(Records from a data collection)
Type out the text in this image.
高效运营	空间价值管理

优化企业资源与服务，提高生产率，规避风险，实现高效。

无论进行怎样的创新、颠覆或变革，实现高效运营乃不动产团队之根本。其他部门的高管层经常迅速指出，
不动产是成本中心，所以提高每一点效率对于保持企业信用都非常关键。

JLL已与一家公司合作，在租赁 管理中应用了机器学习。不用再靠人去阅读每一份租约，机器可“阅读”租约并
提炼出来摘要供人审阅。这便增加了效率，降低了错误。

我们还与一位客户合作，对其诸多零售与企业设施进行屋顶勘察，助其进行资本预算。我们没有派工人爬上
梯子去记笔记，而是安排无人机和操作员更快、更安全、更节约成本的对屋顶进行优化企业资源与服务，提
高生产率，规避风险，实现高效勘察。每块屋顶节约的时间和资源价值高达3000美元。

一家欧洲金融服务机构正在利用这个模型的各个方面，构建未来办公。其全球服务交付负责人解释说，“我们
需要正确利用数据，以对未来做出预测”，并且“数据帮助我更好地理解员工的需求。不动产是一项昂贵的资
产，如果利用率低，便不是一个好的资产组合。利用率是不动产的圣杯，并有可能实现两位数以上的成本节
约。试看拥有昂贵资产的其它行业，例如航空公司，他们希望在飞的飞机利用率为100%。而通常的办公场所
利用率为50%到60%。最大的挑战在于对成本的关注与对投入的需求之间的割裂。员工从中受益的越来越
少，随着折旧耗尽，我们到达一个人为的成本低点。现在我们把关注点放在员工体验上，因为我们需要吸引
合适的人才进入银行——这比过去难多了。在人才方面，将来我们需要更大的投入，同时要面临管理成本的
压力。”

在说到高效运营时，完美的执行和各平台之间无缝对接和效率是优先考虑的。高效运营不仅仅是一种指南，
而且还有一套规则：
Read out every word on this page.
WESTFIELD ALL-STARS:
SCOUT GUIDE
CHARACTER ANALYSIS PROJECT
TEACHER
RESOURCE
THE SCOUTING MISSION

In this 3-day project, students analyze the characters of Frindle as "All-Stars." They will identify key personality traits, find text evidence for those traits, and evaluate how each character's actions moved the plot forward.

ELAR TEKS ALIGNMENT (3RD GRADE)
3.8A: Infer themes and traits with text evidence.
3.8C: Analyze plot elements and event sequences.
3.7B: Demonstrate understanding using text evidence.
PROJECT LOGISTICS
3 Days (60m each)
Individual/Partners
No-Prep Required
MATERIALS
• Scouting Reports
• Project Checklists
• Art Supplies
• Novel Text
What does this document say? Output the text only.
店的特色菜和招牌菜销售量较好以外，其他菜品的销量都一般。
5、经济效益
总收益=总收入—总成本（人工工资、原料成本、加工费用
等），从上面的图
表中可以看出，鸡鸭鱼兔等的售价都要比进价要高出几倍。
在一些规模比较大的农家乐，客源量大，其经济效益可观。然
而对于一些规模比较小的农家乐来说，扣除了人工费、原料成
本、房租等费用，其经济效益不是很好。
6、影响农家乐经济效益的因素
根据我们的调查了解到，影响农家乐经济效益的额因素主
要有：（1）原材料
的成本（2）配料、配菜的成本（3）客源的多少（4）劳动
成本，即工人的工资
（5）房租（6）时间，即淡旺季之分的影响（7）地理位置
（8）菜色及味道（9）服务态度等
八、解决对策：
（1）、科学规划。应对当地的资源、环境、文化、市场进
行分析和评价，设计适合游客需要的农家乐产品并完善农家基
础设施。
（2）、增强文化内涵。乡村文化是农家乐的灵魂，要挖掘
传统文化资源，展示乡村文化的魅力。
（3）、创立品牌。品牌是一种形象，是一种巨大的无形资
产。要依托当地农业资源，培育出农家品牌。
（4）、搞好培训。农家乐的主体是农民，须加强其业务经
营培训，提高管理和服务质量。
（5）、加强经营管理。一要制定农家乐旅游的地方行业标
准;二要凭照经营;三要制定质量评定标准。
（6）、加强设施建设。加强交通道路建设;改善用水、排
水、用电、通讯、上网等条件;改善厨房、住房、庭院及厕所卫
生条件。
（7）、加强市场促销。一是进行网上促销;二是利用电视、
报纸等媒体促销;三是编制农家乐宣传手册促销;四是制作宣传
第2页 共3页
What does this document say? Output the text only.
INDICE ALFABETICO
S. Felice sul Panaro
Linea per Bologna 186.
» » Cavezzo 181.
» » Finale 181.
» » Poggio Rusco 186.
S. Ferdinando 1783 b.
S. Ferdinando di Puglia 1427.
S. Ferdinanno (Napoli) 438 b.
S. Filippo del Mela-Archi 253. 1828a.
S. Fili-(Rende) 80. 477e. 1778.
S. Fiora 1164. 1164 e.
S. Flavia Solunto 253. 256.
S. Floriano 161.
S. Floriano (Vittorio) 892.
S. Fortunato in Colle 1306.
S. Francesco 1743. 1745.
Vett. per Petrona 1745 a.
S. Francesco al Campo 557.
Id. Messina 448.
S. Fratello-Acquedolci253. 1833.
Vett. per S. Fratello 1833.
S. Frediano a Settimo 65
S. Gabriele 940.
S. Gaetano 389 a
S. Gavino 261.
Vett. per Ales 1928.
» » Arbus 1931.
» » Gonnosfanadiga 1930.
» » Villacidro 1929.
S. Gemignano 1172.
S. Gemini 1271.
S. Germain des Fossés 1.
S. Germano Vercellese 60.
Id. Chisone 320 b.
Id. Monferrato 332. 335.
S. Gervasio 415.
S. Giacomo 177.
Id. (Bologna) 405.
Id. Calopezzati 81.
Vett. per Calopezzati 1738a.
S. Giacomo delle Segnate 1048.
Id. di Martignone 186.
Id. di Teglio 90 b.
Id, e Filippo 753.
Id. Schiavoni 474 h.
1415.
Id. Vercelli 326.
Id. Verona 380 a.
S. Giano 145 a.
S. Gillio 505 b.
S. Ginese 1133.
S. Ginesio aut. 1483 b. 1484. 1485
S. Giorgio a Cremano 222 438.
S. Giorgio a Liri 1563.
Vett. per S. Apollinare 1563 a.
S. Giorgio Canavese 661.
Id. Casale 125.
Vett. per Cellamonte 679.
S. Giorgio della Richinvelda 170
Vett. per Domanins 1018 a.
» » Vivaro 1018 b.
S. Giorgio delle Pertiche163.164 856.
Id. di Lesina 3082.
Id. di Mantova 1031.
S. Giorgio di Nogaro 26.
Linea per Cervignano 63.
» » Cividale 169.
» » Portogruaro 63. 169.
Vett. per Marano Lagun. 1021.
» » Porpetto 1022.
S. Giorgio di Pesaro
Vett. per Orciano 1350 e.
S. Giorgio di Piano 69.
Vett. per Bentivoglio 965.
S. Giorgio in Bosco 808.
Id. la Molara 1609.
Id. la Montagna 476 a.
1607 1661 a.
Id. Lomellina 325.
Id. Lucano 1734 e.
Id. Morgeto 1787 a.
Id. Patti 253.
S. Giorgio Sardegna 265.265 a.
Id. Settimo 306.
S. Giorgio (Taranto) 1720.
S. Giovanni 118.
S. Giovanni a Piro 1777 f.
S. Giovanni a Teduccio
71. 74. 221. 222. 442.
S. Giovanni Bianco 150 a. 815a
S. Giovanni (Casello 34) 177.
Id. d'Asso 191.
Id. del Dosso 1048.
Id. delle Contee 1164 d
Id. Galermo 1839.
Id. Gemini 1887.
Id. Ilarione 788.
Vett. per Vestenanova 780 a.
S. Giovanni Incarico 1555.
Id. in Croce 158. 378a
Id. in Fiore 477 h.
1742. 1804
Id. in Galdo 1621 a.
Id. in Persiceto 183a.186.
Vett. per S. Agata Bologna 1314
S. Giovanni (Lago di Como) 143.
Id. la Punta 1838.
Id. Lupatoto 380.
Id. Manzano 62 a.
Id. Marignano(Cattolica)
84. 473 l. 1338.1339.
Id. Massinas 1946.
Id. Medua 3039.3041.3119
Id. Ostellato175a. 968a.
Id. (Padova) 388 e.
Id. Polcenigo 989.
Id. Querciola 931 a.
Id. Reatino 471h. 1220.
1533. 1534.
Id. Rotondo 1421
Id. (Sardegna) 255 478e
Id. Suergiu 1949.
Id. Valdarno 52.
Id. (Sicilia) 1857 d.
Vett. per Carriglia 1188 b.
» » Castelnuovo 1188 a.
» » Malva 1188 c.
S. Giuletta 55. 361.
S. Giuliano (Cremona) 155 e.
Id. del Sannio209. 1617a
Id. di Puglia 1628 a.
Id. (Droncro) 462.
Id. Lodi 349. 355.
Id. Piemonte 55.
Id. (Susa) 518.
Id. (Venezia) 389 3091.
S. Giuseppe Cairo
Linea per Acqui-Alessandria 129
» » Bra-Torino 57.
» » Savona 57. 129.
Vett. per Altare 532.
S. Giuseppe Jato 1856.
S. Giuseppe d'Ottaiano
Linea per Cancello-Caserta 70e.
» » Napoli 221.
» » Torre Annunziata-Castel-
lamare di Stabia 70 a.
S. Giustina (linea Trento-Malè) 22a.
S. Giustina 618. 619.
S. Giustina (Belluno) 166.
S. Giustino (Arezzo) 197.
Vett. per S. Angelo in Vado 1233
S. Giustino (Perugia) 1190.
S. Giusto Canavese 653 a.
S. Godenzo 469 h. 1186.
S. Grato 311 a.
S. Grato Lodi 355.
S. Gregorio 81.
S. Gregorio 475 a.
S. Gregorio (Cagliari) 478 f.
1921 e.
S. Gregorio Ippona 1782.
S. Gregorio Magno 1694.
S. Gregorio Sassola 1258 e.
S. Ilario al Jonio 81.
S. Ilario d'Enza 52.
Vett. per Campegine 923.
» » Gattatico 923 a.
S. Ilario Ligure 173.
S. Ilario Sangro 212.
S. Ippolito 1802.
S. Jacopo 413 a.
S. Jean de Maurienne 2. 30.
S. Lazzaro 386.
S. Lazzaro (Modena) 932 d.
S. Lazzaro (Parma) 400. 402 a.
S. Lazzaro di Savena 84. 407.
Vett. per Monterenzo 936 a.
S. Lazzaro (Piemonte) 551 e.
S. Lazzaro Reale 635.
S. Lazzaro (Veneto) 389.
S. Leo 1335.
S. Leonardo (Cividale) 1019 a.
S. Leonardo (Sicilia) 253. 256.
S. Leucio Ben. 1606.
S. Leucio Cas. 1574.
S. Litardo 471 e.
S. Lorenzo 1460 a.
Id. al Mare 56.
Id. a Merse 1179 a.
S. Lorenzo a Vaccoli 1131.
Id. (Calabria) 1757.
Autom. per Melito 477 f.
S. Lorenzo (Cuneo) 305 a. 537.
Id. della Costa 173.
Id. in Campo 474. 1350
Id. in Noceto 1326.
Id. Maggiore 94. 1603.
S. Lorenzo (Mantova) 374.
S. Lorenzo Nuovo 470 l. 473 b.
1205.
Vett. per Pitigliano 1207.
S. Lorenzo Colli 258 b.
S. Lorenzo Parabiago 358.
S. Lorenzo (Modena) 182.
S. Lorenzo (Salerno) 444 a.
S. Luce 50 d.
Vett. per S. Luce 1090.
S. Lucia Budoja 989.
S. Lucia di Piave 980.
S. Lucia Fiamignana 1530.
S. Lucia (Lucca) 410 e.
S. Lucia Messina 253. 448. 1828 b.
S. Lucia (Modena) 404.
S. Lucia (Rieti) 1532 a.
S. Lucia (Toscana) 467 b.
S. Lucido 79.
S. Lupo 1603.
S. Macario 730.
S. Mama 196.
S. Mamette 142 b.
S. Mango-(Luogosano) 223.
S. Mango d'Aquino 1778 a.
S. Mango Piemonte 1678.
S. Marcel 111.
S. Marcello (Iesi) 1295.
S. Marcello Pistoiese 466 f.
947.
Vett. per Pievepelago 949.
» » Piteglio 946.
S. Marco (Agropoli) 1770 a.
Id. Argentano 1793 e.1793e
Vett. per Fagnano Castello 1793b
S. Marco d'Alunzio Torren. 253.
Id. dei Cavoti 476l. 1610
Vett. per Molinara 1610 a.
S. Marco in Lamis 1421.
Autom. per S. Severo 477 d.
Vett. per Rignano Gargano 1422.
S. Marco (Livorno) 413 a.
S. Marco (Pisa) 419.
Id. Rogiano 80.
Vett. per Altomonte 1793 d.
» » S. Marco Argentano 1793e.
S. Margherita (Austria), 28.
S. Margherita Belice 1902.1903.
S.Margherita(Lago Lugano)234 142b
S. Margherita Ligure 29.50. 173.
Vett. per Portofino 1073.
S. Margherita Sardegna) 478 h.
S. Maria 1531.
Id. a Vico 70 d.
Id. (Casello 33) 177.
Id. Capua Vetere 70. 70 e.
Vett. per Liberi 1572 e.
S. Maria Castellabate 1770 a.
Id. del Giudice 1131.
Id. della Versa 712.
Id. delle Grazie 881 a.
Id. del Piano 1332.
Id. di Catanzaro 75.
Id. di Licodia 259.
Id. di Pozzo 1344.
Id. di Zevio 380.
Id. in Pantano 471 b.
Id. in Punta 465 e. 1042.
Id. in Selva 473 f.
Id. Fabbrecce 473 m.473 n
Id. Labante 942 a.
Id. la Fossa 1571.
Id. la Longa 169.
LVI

- _Task requirements_:
Copy whichever lines in the listing above contain the word "Argentano".

- _Final answer_:
Id. Argentano 1793 e.1793e
» » S. Marco Argentano 1793e.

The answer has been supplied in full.